── Records for this exercise ──

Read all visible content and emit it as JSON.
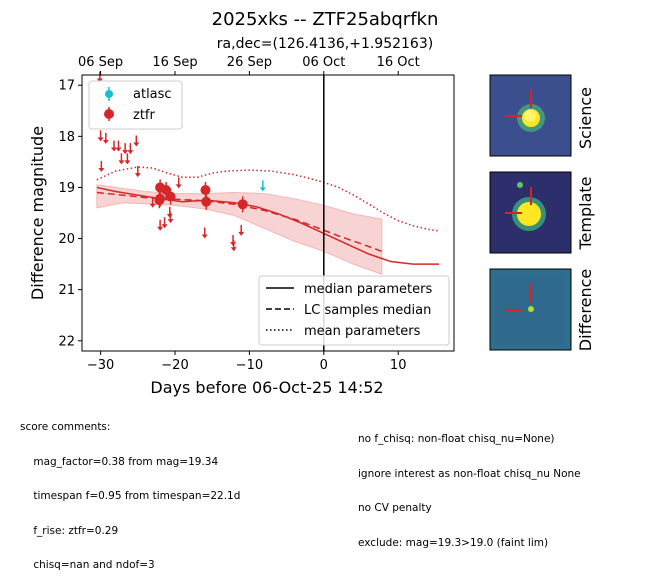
{
  "title": "2025xks -- ZTF25abqrfkn",
  "subtitle": "ra,dec=(126.4136,+1.952163)",
  "chart_data": {
    "type": "scatter",
    "xlabel": "Days before 06-Oct-25 14:52",
    "ylabel": "Difference magnitude",
    "xlim": [
      -32.5,
      17.5
    ],
    "ylim": [
      22.2,
      16.8
    ],
    "y_inverted": true,
    "xticks": [
      -30,
      -20,
      -10,
      0,
      10
    ],
    "xtick_labels": [
      "−30",
      "−20",
      "−10",
      "0",
      "10"
    ],
    "yticks": [
      17,
      18,
      19,
      20,
      21,
      22
    ],
    "top_axis_ticks": [
      {
        "x": -30,
        "label": "06 Sep"
      },
      {
        "x": -20,
        "label": "16 Sep"
      },
      {
        "x": -10,
        "label": "26 Sep"
      },
      {
        "x": 0,
        "label": "06 Oct"
      },
      {
        "x": 10,
        "label": "16 Oct"
      }
    ],
    "reference_line_x": 0,
    "grid": false,
    "legend_top": {
      "placement": "upper-left",
      "entries": [
        {
          "label": "atlasc",
          "color": "#17becf"
        },
        {
          "label": "ztfr",
          "color": "#d62728"
        }
      ]
    },
    "legend_bottom": {
      "placement": "lower-right",
      "entries": [
        {
          "label": "median parameters",
          "dash": "solid"
        },
        {
          "label": "LC samples median",
          "dash": "dashed"
        },
        {
          "label": "mean parameters",
          "dash": "dotted"
        }
      ]
    },
    "series": [
      {
        "name": "ztfr",
        "kind": "detections",
        "color": "#d62728",
        "points": [
          [
            -22.1,
            19.25
          ],
          [
            -22.0,
            19.22
          ],
          [
            -22.0,
            19.0
          ],
          [
            -21.2,
            19.05
          ],
          [
            -20.6,
            19.18
          ],
          [
            -15.9,
            19.05
          ],
          [
            -15.8,
            19.28
          ],
          [
            -10.9,
            19.33
          ]
        ]
      },
      {
        "name": "ztfr",
        "kind": "upper_limits",
        "color": "#d62728",
        "points": [
          [
            -30.1,
            16.85
          ],
          [
            -30.0,
            18.0
          ],
          [
            -29.9,
            18.6
          ],
          [
            -29.3,
            18.05
          ],
          [
            -28.2,
            18.2
          ],
          [
            -27.6,
            18.2
          ],
          [
            -27.2,
            18.45
          ],
          [
            -26.7,
            18.25
          ],
          [
            -26.4,
            18.45
          ],
          [
            -26.0,
            18.25
          ],
          [
            -25.2,
            18.1
          ],
          [
            -25.0,
            18.7
          ],
          [
            -23.0,
            19.3
          ],
          [
            -22.0,
            19.75
          ],
          [
            -21.4,
            19.7
          ],
          [
            -20.7,
            19.5
          ],
          [
            -20.6,
            19.6
          ],
          [
            -19.5,
            18.92
          ],
          [
            -16.0,
            19.9
          ],
          [
            -12.2,
            20.05
          ],
          [
            -12.1,
            20.15
          ],
          [
            -11.1,
            19.85
          ]
        ]
      },
      {
        "name": "atlasc",
        "kind": "upper_limits",
        "color": "#17becf",
        "points": [
          [
            -8.2,
            18.98
          ]
        ]
      },
      {
        "name": "median parameters",
        "kind": "line",
        "dash": "solid",
        "color": "#d62728",
        "points": [
          [
            -30.5,
            19.0
          ],
          [
            -28,
            19.08
          ],
          [
            -25,
            19.15
          ],
          [
            -22,
            19.22
          ],
          [
            -19,
            19.28
          ],
          [
            -17,
            19.26
          ],
          [
            -15,
            19.26
          ],
          [
            -12,
            19.3
          ],
          [
            -9,
            19.38
          ],
          [
            -6,
            19.52
          ],
          [
            -3,
            19.7
          ],
          [
            0,
            19.9
          ],
          [
            3,
            20.1
          ],
          [
            6,
            20.3
          ],
          [
            9,
            20.45
          ],
          [
            12,
            20.5
          ],
          [
            15.5,
            20.5
          ]
        ]
      },
      {
        "name": "LC samples median",
        "kind": "line",
        "dash": "dashed",
        "color": "#d62728",
        "points": [
          [
            -30.5,
            19.1
          ],
          [
            -27,
            19.15
          ],
          [
            -24,
            19.2
          ],
          [
            -20,
            19.23
          ],
          [
            -16,
            19.26
          ],
          [
            -12,
            19.33
          ],
          [
            -8,
            19.45
          ],
          [
            -4,
            19.62
          ],
          [
            -1,
            19.78
          ],
          [
            2,
            19.95
          ],
          [
            5,
            20.1
          ],
          [
            7.8,
            20.25
          ]
        ]
      },
      {
        "name": "mean parameters",
        "kind": "line",
        "dash": "dotted",
        "color": "#d62728",
        "points": [
          [
            -30.5,
            18.85
          ],
          [
            -28,
            18.68
          ],
          [
            -25,
            18.6
          ],
          [
            -23,
            18.62
          ],
          [
            -21,
            18.72
          ],
          [
            -19,
            18.8
          ],
          [
            -17,
            18.8
          ],
          [
            -15,
            18.72
          ],
          [
            -13,
            18.68
          ],
          [
            -10,
            18.66
          ],
          [
            -7,
            18.68
          ],
          [
            -4,
            18.75
          ],
          [
            -2,
            18.82
          ],
          [
            0,
            18.9
          ],
          [
            2,
            19.0
          ],
          [
            4,
            19.15
          ],
          [
            6,
            19.32
          ],
          [
            8,
            19.5
          ],
          [
            10,
            19.65
          ],
          [
            12,
            19.75
          ],
          [
            14,
            19.82
          ],
          [
            15.5,
            19.85
          ]
        ]
      },
      {
        "name": "LC samples band",
        "kind": "band",
        "color": "#f4b6b6",
        "upper": [
          [
            -30.5,
            18.95
          ],
          [
            -27,
            19.02
          ],
          [
            -24,
            19.08
          ],
          [
            -20,
            19.12
          ],
          [
            -16,
            19.12
          ],
          [
            -12,
            19.1
          ],
          [
            -8,
            19.12
          ],
          [
            -4,
            19.22
          ],
          [
            0,
            19.35
          ],
          [
            4,
            19.52
          ],
          [
            7.8,
            19.62
          ]
        ],
        "lower": [
          [
            -30.5,
            19.4
          ],
          [
            -27,
            19.3
          ],
          [
            -24,
            19.32
          ],
          [
            -20,
            19.35
          ],
          [
            -16,
            19.42
          ],
          [
            -12,
            19.55
          ],
          [
            -8,
            19.8
          ],
          [
            -4,
            20.05
          ],
          [
            0,
            20.25
          ],
          [
            4,
            20.5
          ],
          [
            7.8,
            20.7
          ]
        ]
      }
    ]
  },
  "cutouts": [
    {
      "label": "Science"
    },
    {
      "label": "Template"
    },
    {
      "label": "Difference"
    }
  ],
  "score_comments_left": [
    "score comments:",
    "    mag_factor=0.38 from mag=19.34",
    "    timespan f=0.95 from timespan=22.1d",
    "    f_rise: ztfr=0.29",
    "    chisq=nan and ndof=3"
  ],
  "score_comments_right": [
    "no f_chisq: non-float chisq_nu=None)",
    "ignore interest as non-float chisq_nu None",
    "no CV penalty",
    "exclude: mag=19.3>19.0 (faint lim)"
  ]
}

───

● **Written instruction**:
Every line of the data above should be quoted exactly. Omit the pictures.

● **Solution to the problem**:
Read all visible content and emit it as JSON.
{
  "title": "2025xks -- ZTF25abqrfkn",
  "subtitle": "ra,dec=(126.4136,+1.952163)",
  "chart_data": {
    "type": "scatter",
    "xlabel": "Days before 06-Oct-25 14:52",
    "ylabel": "Difference magnitude",
    "xlim": [
      -32.5,
      17.5
    ],
    "ylim": [
      22.2,
      16.8
    ],
    "y_inverted": true,
    "xticks": [
      -30,
      -20,
      -10,
      0,
      10
    ],
    "xtick_labels": [
      "−30",
      "−20",
      "−10",
      "0",
      "10"
    ],
    "yticks": [
      17,
      18,
      19,
      20,
      21,
      22
    ],
    "top_axis_ticks": [
      {
        "x": -30,
        "label": "06 Sep"
      },
      {
        "x": -20,
        "label": "16 Sep"
      },
      {
        "x": -10,
        "label": "26 Sep"
      },
      {
        "x": 0,
        "label": "06 Oct"
      },
      {
        "x": 10,
        "label": "16 Oct"
      }
    ],
    "reference_line_x": 0,
    "grid": false,
    "legend_top": {
      "placement": "upper-left",
      "entries": [
        {
          "label": "atlasc",
          "color": "#17becf"
        },
        {
          "label": "ztfr",
          "color": "#d62728"
        }
      ]
    },
    "legend_bottom": {
      "placement": "lower-right",
      "entries": [
        {
          "label": "median parameters",
          "dash": "solid"
        },
        {
          "label": "LC samples median",
          "dash": "dashed"
        },
        {
          "label": "mean parameters",
          "dash": "dotted"
        }
      ]
    },
    "series": [
      {
        "name": "ztfr",
        "kind": "detections",
        "color": "#d62728",
        "points": [
          [
            -22.1,
            19.25
          ],
          [
            -22.0,
            19.22
          ],
          [
            -22.0,
            19.0
          ],
          [
            -21.2,
            19.05
          ],
          [
            -20.6,
            19.18
          ],
          [
            -15.9,
            19.05
          ],
          [
            -15.8,
            19.28
          ],
          [
            -10.9,
            19.33
          ]
        ]
      },
      {
        "name": "ztfr",
        "kind": "upper_limits",
        "color": "#d62728",
        "points": [
          [
            -30.1,
            16.85
          ],
          [
            -30.0,
            18.0
          ],
          [
            -29.9,
            18.6
          ],
          [
            -29.3,
            18.05
          ],
          [
            -28.2,
            18.2
          ],
          [
            -27.6,
            18.2
          ],
          [
            -27.2,
            18.45
          ],
          [
            -26.7,
            18.25
          ],
          [
            -26.4,
            18.45
          ],
          [
            -26.0,
            18.25
          ],
          [
            -25.2,
            18.1
          ],
          [
            -25.0,
            18.7
          ],
          [
            -23.0,
            19.3
          ],
          [
            -22.0,
            19.75
          ],
          [
            -21.4,
            19.7
          ],
          [
            -20.7,
            19.5
          ],
          [
            -20.6,
            19.6
          ],
          [
            -19.5,
            18.92
          ],
          [
            -16.0,
            19.9
          ],
          [
            -12.2,
            20.05
          ],
          [
            -12.1,
            20.15
          ],
          [
            -11.1,
            19.85
          ]
        ]
      },
      {
        "name": "atlasc",
        "kind": "upper_limits",
        "color": "#17becf",
        "points": [
          [
            -8.2,
            18.98
          ]
        ]
      },
      {
        "name": "median parameters",
        "kind": "line",
        "dash": "solid",
        "color": "#d62728",
        "points": [
          [
            -30.5,
            19.0
          ],
          [
            -28,
            19.08
          ],
          [
            -25,
            19.15
          ],
          [
            -22,
            19.22
          ],
          [
            -19,
            19.28
          ],
          [
            -17,
            19.26
          ],
          [
            -15,
            19.26
          ],
          [
            -12,
            19.3
          ],
          [
            -9,
            19.38
          ],
          [
            -6,
            19.52
          ],
          [
            -3,
            19.7
          ],
          [
            0,
            19.9
          ],
          [
            3,
            20.1
          ],
          [
            6,
            20.3
          ],
          [
            9,
            20.45
          ],
          [
            12,
            20.5
          ],
          [
            15.5,
            20.5
          ]
        ]
      },
      {
        "name": "LC samples median",
        "kind": "line",
        "dash": "dashed",
        "color": "#d62728",
        "points": [
          [
            -30.5,
            19.1
          ],
          [
            -27,
            19.15
          ],
          [
            -24,
            19.2
          ],
          [
            -20,
            19.23
          ],
          [
            -16,
            19.26
          ],
          [
            -12,
            19.33
          ],
          [
            -8,
            19.45
          ],
          [
            -4,
            19.62
          ],
          [
            -1,
            19.78
          ],
          [
            2,
            19.95
          ],
          [
            5,
            20.1
          ],
          [
            7.8,
            20.25
          ]
        ]
      },
      {
        "name": "mean parameters",
        "kind": "line",
        "dash": "dotted",
        "color": "#d62728",
        "points": [
          [
            -30.5,
            18.85
          ],
          [
            -28,
            18.68
          ],
          [
            -25,
            18.6
          ],
          [
            -23,
            18.62
          ],
          [
            -21,
            18.72
          ],
          [
            -19,
            18.8
          ],
          [
            -17,
            18.8
          ],
          [
            -15,
            18.72
          ],
          [
            -13,
            18.68
          ],
          [
            -10,
            18.66
          ],
          [
            -7,
            18.68
          ],
          [
            -4,
            18.75
          ],
          [
            -2,
            18.82
          ],
          [
            0,
            18.9
          ],
          [
            2,
            19.0
          ],
          [
            4,
            19.15
          ],
          [
            6,
            19.32
          ],
          [
            8,
            19.5
          ],
          [
            10,
            19.65
          ],
          [
            12,
            19.75
          ],
          [
            14,
            19.82
          ],
          [
            15.5,
            19.85
          ]
        ]
      },
      {
        "name": "LC samples band",
        "kind": "band",
        "color": "#f4b6b6",
        "upper": [
          [
            -30.5,
            18.95
          ],
          [
            -27,
            19.02
          ],
          [
            -24,
            19.08
          ],
          [
            -20,
            19.12
          ],
          [
            -16,
            19.12
          ],
          [
            -12,
            19.1
          ],
          [
            -8,
            19.12
          ],
          [
            -4,
            19.22
          ],
          [
            0,
            19.35
          ],
          [
            4,
            19.52
          ],
          [
            7.8,
            19.62
          ]
        ],
        "lower": [
          [
            -30.5,
            19.4
          ],
          [
            -27,
            19.3
          ],
          [
            -24,
            19.32
          ],
          [
            -20,
            19.35
          ],
          [
            -16,
            19.42
          ],
          [
            -12,
            19.55
          ],
          [
            -8,
            19.8
          ],
          [
            -4,
            20.05
          ],
          [
            0,
            20.25
          ],
          [
            4,
            20.5
          ],
          [
            7.8,
            20.7
          ]
        ]
      }
    ]
  },
  "cutouts": [
    {
      "label": "Science"
    },
    {
      "label": "Template"
    },
    {
      "label": "Difference"
    }
  ],
  "score_comments_left": [
    "score comments:",
    "    mag_factor=0.38 from mag=19.34",
    "    timespan f=0.95 from timespan=22.1d",
    "    f_rise: ztfr=0.29",
    "    chisq=nan and ndof=3"
  ],
  "score_comments_right": [
    "no f_chisq: non-float chisq_nu=None)",
    "ignore interest as non-float chisq_nu None",
    "no CV penalty",
    "exclude: mag=19.3>19.0 (faint lim)"
  ]
}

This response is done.